Prompt
Only the number is wanted: how many lines of these entries contain the word "JSON"?
## begin
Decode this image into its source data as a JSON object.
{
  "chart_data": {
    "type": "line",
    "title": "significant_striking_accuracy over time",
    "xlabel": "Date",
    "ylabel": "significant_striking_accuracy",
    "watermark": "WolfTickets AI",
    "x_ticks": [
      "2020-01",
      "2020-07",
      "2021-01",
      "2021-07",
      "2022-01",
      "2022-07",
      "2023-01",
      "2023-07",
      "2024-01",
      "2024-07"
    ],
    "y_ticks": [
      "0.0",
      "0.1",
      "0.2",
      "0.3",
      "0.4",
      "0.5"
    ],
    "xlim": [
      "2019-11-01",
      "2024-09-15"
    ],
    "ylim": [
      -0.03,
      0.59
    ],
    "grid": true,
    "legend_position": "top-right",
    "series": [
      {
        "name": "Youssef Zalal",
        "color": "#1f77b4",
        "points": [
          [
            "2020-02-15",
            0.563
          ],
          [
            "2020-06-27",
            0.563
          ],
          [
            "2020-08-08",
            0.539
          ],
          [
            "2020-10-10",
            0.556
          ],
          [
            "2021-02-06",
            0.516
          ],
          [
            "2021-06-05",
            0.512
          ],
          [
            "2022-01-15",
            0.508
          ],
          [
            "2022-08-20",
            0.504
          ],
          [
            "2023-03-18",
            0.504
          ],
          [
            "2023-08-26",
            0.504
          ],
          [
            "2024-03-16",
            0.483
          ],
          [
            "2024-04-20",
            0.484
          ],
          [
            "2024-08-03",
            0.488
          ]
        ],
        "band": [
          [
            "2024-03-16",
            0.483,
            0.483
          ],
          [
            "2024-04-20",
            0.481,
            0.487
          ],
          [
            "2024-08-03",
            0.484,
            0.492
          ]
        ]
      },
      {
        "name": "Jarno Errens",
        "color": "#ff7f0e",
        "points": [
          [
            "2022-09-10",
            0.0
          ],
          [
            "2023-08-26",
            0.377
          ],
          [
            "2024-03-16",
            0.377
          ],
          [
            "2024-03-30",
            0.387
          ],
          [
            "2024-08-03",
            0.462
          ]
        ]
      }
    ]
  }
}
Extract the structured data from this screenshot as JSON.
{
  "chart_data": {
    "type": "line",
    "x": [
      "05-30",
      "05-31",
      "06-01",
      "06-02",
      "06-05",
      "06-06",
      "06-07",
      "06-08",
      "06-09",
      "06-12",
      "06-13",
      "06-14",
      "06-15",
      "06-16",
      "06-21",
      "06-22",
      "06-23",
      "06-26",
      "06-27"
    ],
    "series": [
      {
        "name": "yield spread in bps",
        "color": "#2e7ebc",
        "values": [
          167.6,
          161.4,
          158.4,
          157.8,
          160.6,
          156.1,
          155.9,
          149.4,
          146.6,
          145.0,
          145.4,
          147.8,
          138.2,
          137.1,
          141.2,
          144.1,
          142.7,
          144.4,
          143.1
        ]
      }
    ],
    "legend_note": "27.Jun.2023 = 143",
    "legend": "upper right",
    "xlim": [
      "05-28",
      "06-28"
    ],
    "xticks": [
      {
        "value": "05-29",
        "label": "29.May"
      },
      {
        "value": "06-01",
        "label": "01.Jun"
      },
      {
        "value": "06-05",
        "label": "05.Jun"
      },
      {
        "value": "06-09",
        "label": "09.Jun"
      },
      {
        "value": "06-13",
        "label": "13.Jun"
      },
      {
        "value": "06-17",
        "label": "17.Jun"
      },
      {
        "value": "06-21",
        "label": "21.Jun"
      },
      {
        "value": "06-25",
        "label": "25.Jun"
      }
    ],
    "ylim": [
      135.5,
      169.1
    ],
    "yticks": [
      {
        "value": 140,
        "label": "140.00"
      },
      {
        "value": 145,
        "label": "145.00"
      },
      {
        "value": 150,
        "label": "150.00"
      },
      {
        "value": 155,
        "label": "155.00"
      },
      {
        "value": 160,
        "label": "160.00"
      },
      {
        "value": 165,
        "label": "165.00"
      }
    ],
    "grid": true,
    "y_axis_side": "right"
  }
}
## end
In response
2